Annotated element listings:
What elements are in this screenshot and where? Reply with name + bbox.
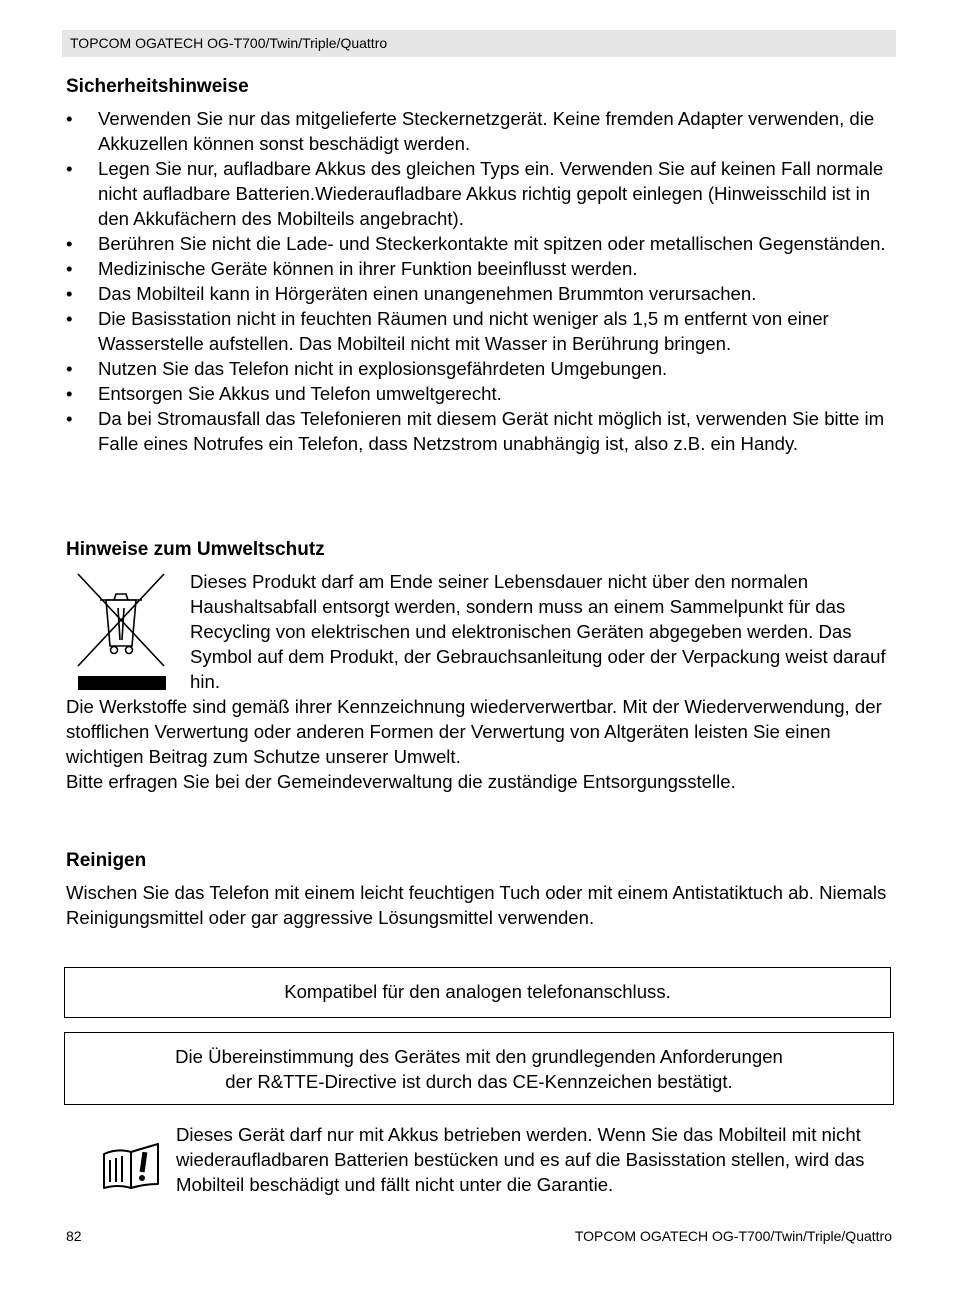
- compat-box: [64, 967, 891, 1018]
- list-item: • Legen Sie nur, aufladbare Akkus des gleichen Typs ein. Verwenden Sie auf keinen Fall normale nicht aufladbare Batterien.Wiederaufladbare Akkus richtig gepolt einlegen (Hinweisschild ist in den Akkufächern des Mobilteils angebracht).: [66, 156, 896, 231]
- list-item: • Entsorgen Sie Akkus und Telefon umweltgerecht.: [66, 381, 896, 406]
- environment-heading: Hinweise zum Umweltschutz: [66, 539, 325, 560]
- list-item: • Das Mobilteil kann in Hörgeräten einen unangenehmen Brummton verursachen.: [66, 281, 896, 306]
- list-item: • Medizinische Geräte können in ihrer Funktion beeinflusst werden.: [66, 256, 896, 281]
- list-item: • Die Basisstation nicht in feuchten Räumen und nicht weniger als 1,5 m entfernt von einer Wasserstelle aufstellen. Das Mobilteil nicht mit Wasser in Berührung bringen.: [66, 306, 896, 356]
- list-item: • Verwenden Sie nur das mitgelieferte Steckernetzgerät. Keine fremden Adapter verwenden, die Akkuzellen können sonst beschädigt werden.: [66, 106, 896, 156]
- page-number: 82: [66, 1228, 82, 1244]
- ce-line-2: der R&TTE-Directive ist durch das CE-Kennzeichen bestätigt.: [225, 1071, 733, 1092]
- safety-heading: Sicherheitshinweise: [66, 76, 249, 97]
- ce-box: [64, 1032, 894, 1105]
- list-item: • Nutzen Sie das Telefon nicht in explosionsgefährdeten Umgebungen.: [66, 356, 896, 381]
- header-bar: [62, 30, 896, 57]
- environment-text: [66, 569, 896, 794]
- safety-list: [66, 106, 896, 456]
- compat-text: Kompatibel für den analogen telefonanschluss.: [284, 981, 671, 1002]
- header-title: TOPCOM OGATECH OG-T700/Twin/Triple/Quattro: [70, 35, 388, 51]
- environment-paragraph-2: Die Werkstoffe sind gemäß ihrer Kennzeichnung wiederverwertbar. Mit der Wiederverwendung, der stofflichen Verwertung oder anderen Formen der Verwertung von Altgeräten leisten Sie einen wichtigen Beitrag zum Schutze unserer Umwelt.: [66, 696, 882, 767]
- list-item: • Da bei Stromausfall das Telefonieren mit diesem Gerät nicht möglich ist, verwenden Sie bitte im Falle eines Notrufes ein Telefon, dass Netzstrom unabhängig ist, also z.B. ein Handy.: [66, 406, 896, 456]
- cleaning-text: Wischen Sie das Telefon mit einem leicht feuchtigen Tuch oder mit einem Antistatiktuch ab. Niemals Reinigungsmittel oder gar aggressive Lösungsmittel verwenden.: [66, 882, 887, 928]
- icon-space: [66, 569, 190, 694]
- ce-line-1: Die Übereinstimmung des Gerätes mit den grundlegenden Anforderungen: [175, 1046, 783, 1067]
- list-item: • Berühren Sie nicht die Lade- und Steckerkontakte mit spitzen oder metallischen Gegenständen.: [66, 231, 896, 256]
- manual-exclamation-icon: [100, 1140, 162, 1192]
- environment-paragraph-1: Dieses Produkt darf am Ende seiner Lebensdauer nicht über den normalen Haushaltsabfall entsorgt werden, sondern muss an einem Sammelpunkt für das Recycling von elektrischen und elektronischen Geräten abgegeben werden. Das Symbol auf dem Produkt, der Gebrauchsanleitung oder der Verpackung weist darauf hin.: [190, 571, 886, 692]
- warning-text: Dieses Gerät darf nur mit Akkus betrieben werden. Wenn Sie das Mobilteil mit nicht wiederaufladbaren Batterien bestücken und es auf die Basisstation stellen, wird das Mobilteil beschädigt und fällt nicht unter die Garantie.: [176, 1124, 865, 1195]
- environment-paragraph-3: Bitte erfragen Sie bei der Gemeindeverwaltung die zuständige Entsorgungsstelle.: [66, 771, 736, 792]
- cleaning-heading: Reinigen: [66, 850, 147, 871]
- footer-title: TOPCOM OGATECH OG-T700/Twin/Triple/Quattro: [574, 1228, 892, 1244]
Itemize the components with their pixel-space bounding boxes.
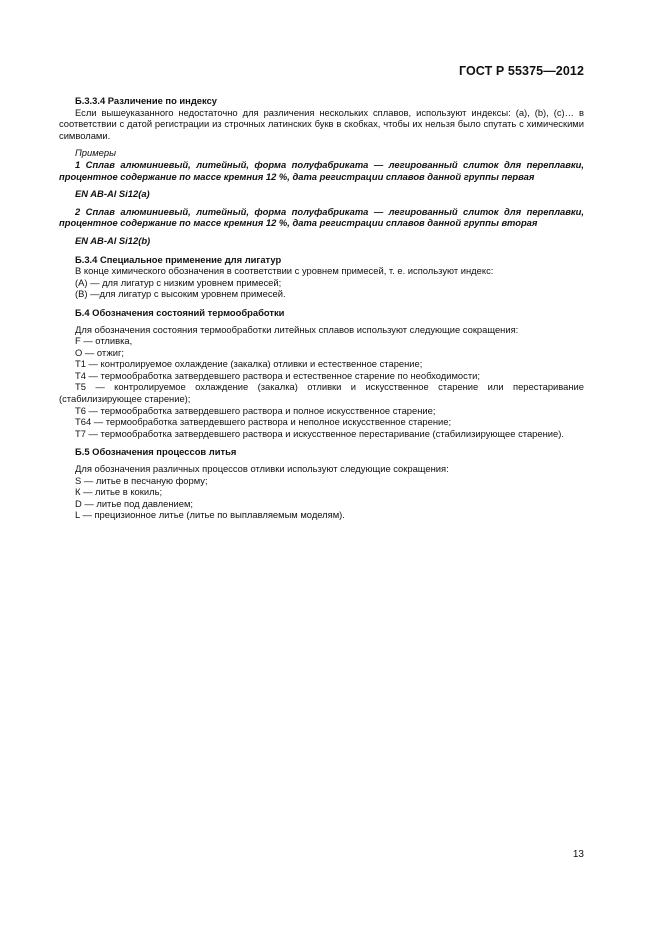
examples-title: Примеры — [75, 147, 116, 159]
list-item: Т7 — термообработка затвердевшего раствора и искусственное перестаривание (стабилизирующее старение). — [75, 427, 564, 439]
section-heading-b5: Б.5 Обозначения процессов литья — [75, 446, 237, 458]
example-2-code: EN AB-Al Si12(b) — [75, 234, 151, 246]
list-item: Т6 — термообработка затвердевшего раствора и полное искусственное старение; — [75, 404, 436, 416]
paragraph: В конце химического обозначения в соответствии с уровнем примесей, т. е. используют индекс: — [75, 265, 494, 277]
list-item: Т5 — контролируемое охлаждение (закалка) отливки и искусственное старение или перестаривание (стабилизирующее старение); — [59, 381, 584, 405]
list-item: F — отливка, — [75, 335, 133, 347]
list-item: L — прецизионное литье (литье по выплавляемым моделям). — [75, 509, 345, 521]
list-item: D — литье под давлением; — [75, 497, 194, 509]
list-item: Т4 — термообработка затвердевшего раствора и естественное старение по необходимости; — [75, 369, 480, 381]
document-body — [59, 95, 584, 521]
example-1: 1 Сплав алюминиевый, литейный, форма полуфабриката — легированный слиток для переплавки, процентное содержание по массе кремния 12 %, дата регистрации сплавов данной группы первая — [59, 158, 584, 182]
section-heading-b4: Б.4 Обозначения состояний термообработки — [75, 306, 285, 318]
section-heading-b3-4: Б.3.4 Специальное применение для лигатур — [75, 253, 282, 265]
list-item: Т64 — термообработка затвердевшего раствора и неполное искусственное старение; — [75, 416, 452, 428]
list-item: О — отжиг; — [75, 346, 125, 358]
paragraph: Если вышеуказанного недостаточно для различения нескольких сплавов, используют индексы: (а), (b), (с)… в соответствии с датой регистрации из строчных латинских букв в скобках, чтобы их нельзя было спутать с химическими символами. — [59, 106, 584, 141]
document-id: ГОСТ Р 55375—2012 — [458, 64, 584, 78]
list-item: (А) — для лигатур с низким уровнем примесей; — [75, 276, 282, 288]
section-heading-b3-3-4: Б.3.3.4 Различение по индексу — [75, 95, 217, 106]
example-1-code: EN AB-Al Si12(a) — [75, 188, 150, 200]
list-item: К — литье в кокиль; — [75, 486, 163, 498]
paragraph: Для обозначения различных процессов отливки используют следующие сокращения: — [75, 463, 449, 475]
paragraph: Для обозначения состояния термообработки литейных сплавов используют следующие сокращения: — [75, 323, 519, 335]
page-number: 13 — [572, 849, 584, 860]
list-item: (В) —для лигатур с высоким уровнем примесей. — [75, 288, 286, 300]
list-item: S — литье в песчаную форму; — [75, 474, 208, 486]
example-2: 2 Сплав алюминиевый, литейный, форма полуфабриката — легированный слиток для переплавки, процентное содержание по массе кремния 12 %, дата регистрации сплавов данной группы вторая — [59, 205, 584, 229]
list-item: Т1 — контролируемое охлаждение (закалка) отливки и естественное старение; — [75, 358, 423, 370]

▶ _What you need to do_: Reproduce all of the data above line for line, without changing anything, and leave the pictures out.

▶ _Solved problem_:
What elements are in this screenshot and where? Reply with name + bbox.
- compat-box: [64, 967, 891, 1018]
- list-item: • Legen Sie nur, aufladbare Akkus des gleichen Typs ein. Verwenden Sie auf keinen Fall normale nicht aufladbare Batterien.Wiederaufladbare Akkus richtig gepolt einlegen (Hinweisschild ist in den Akkufächern des Mobilteils angebracht).: [66, 156, 896, 231]
- list-item: • Entsorgen Sie Akkus und Telefon umweltgerecht.: [66, 381, 896, 406]
- environment-heading: Hinweise zum Umweltschutz: [66, 539, 325, 560]
- list-item: • Das Mobilteil kann in Hörgeräten einen unangenehmen Brummton verursachen.: [66, 281, 896, 306]
- list-item: • Medizinische Geräte können in ihrer Funktion beeinflusst werden.: [66, 256, 896, 281]
- list-item: • Die Basisstation nicht in feuchten Räumen und nicht weniger als 1,5 m entfernt von einer Wasserstelle aufstellen. Das Mobilteil nicht mit Wasser in Berührung bringen.: [66, 306, 896, 356]
- list-item: • Verwenden Sie nur das mitgelieferte Steckernetzgerät. Keine fremden Adapter verwenden, die Akkuzellen können sonst beschädigt werden.: [66, 106, 896, 156]
- page-number: 82: [66, 1228, 82, 1244]
- ce-line-2: der R&TTE-Directive ist durch das CE-Kennzeichen bestätigt.: [225, 1071, 733, 1092]
- safety-heading: Sicherheitshinweise: [66, 76, 249, 97]
- ce-box: [64, 1032, 894, 1105]
- list-item: • Nutzen Sie das Telefon nicht in explosionsgefährdeten Umgebungen.: [66, 356, 896, 381]
- header-bar: [62, 30, 896, 57]
- environment-text: [66, 569, 896, 794]
- safety-list: [66, 106, 896, 456]
- compat-text: Kompatibel für den analogen telefonanschluss.: [284, 981, 671, 1002]
- header-title: TOPCOM OGATECH OG-T700/Twin/Triple/Quattro: [70, 35, 388, 51]
- environment-paragraph-2: Die Werkstoffe sind gemäß ihrer Kennzeichnung wiederverwertbar. Mit der Wiederverwendung, der stofflichen Verwertung oder anderen Formen der Verwertung von Altgeräten leisten Sie einen wichtigen Beitrag zum Schutze unserer Umwelt.: [66, 696, 882, 767]
- list-item: • Da bei Stromausfall das Telefonieren mit diesem Gerät nicht möglich ist, verwenden Sie bitte im Falle eines Notrufes ein Telefon, dass Netzstrom unabhängig ist, also z.B. ein Handy.: [66, 406, 896, 456]
- cleaning-text: Wischen Sie das Telefon mit einem leicht feuchtigen Tuch oder mit einem Antistatiktuch ab. Niemals Reinigungsmittel oder gar aggressive Lösungsmittel verwenden.: [66, 882, 887, 928]
- icon-space: [66, 569, 190, 694]
- ce-line-1: Die Übereinstimmung des Gerätes mit den grundlegenden Anforderungen: [175, 1046, 783, 1067]
- list-item: • Berühren Sie nicht die Lade- und Steckerkontakte mit spitzen oder metallischen Gegenständen.: [66, 231, 896, 256]
- manual-exclamation-icon: [100, 1140, 162, 1192]
- environment-paragraph-1: Dieses Produkt darf am Ende seiner Lebensdauer nicht über den normalen Haushaltsabfall entsorgt werden, sondern muss an einem Sammelpunkt für das Recycling von elektrischen und elektronischen Geräten abgegeben werden. Das Symbol auf dem Produkt, der Gebrauchsanleitung oder der Verpackung weist darauf hin.: [190, 571, 886, 692]
- warning-text: Dieses Gerät darf nur mit Akkus betrieben werden. Wenn Sie das Mobilteil mit nicht wiederaufladbaren Batterien bestücken und es auf die Basisstation stellen, wird das Mobilteil beschädigt und fällt nicht unter die Garantie.: [176, 1124, 865, 1195]
- environment-paragraph-3: Bitte erfragen Sie bei der Gemeindeverwaltung die zuständige Entsorgungsstelle.: [66, 771, 736, 792]
- cleaning-heading: Reinigen: [66, 850, 147, 871]
- footer-title: TOPCOM OGATECH OG-T700/Twin/Triple/Quattro: [574, 1228, 892, 1244]
Itemize the components with their pixel-space bounding boxes.
examples-title: Примеры — [75, 147, 116, 159]
list-item: Т7 — термообработка затвердевшего раствора и искусственное перестаривание (стабилизирующее старение). — [75, 427, 564, 439]
section-heading-b5: Б.5 Обозначения процессов литья — [75, 446, 237, 458]
example-2-code: EN AB-Al Si12(b) — [75, 234, 151, 246]
list-item: Т6 — термообработка затвердевшего раствора и полное искусственное старение; — [75, 404, 436, 416]
paragraph: В конце химического обозначения в соответствии с уровнем примесей, т. е. используют индекс: — [75, 265, 494, 277]
list-item: Т5 — контролируемое охлаждение (закалка) отливки и искусственное старение или перестаривание (стабилизирующее старение); — [59, 381, 584, 405]
list-item: F — отливка, — [75, 335, 133, 347]
list-item: L — прецизионное литье (литье по выплавляемым моделям). — [75, 509, 345, 521]
list-item: D — литье под давлением; — [75, 497, 194, 509]
list-item: Т4 — термообработка затвердевшего раствора и естественное старение по необходимости; — [75, 369, 480, 381]
document-body — [59, 95, 584, 521]
example-1: 1 Сплав алюминиевый, литейный, форма полуфабриката — легированный слиток для переплавки, процентное содержание по массе кремния 12 %, дата регистрации сплавов данной группы первая — [59, 158, 584, 182]
section-heading-b4: Б.4 Обозначения состояний термообработки — [75, 306, 285, 318]
section-heading-b3-4: Б.3.4 Специальное применение для лигатур — [75, 253, 282, 265]
list-item: Т64 — термообработка затвердевшего раствора и неполное искусственное старение; — [75, 416, 452, 428]
list-item: О — отжиг; — [75, 346, 125, 358]
paragraph: Если вышеуказанного недостаточно для различения нескольких сплавов, используют индексы: (а), (b), (с)… в соответствии с датой регистрации из строчных латинских букв в скобках, чтобы их нельзя было спутать с химическими символами. — [59, 106, 584, 141]
document-id: ГОСТ Р 55375—2012 — [458, 64, 584, 78]
list-item: (А) — для лигатур с низким уровнем примесей; — [75, 276, 282, 288]
section-heading-b3-3-4: Б.3.3.4 Различение по индексу — [75, 95, 217, 106]
example-1-code: EN AB-Al Si12(a) — [75, 188, 150, 200]
list-item: К — литье в кокиль; — [75, 486, 163, 498]
paragraph: Для обозначения различных процессов отливки используют следующие сокращения: — [75, 463, 449, 475]
paragraph: Для обозначения состояния термообработки литейных сплавов используют следующие сокращения: — [75, 323, 519, 335]
page-number: 13 — [572, 849, 584, 860]
list-item: (В) —для лигатур с высоким уровнем примесей. — [75, 288, 286, 300]
list-item: S — литье в песчаную форму; — [75, 474, 208, 486]
example-2: 2 Сплав алюминиевый, литейный, форма полуфабриката — легированный слиток для переплавки, процентное содержание по массе кремния 12 %, дата регистрации сплавов данной группы вторая — [59, 205, 584, 229]
list-item: Т1 — контролируемое охлаждение (закалка) отливки и естественное старение; — [75, 358, 423, 370]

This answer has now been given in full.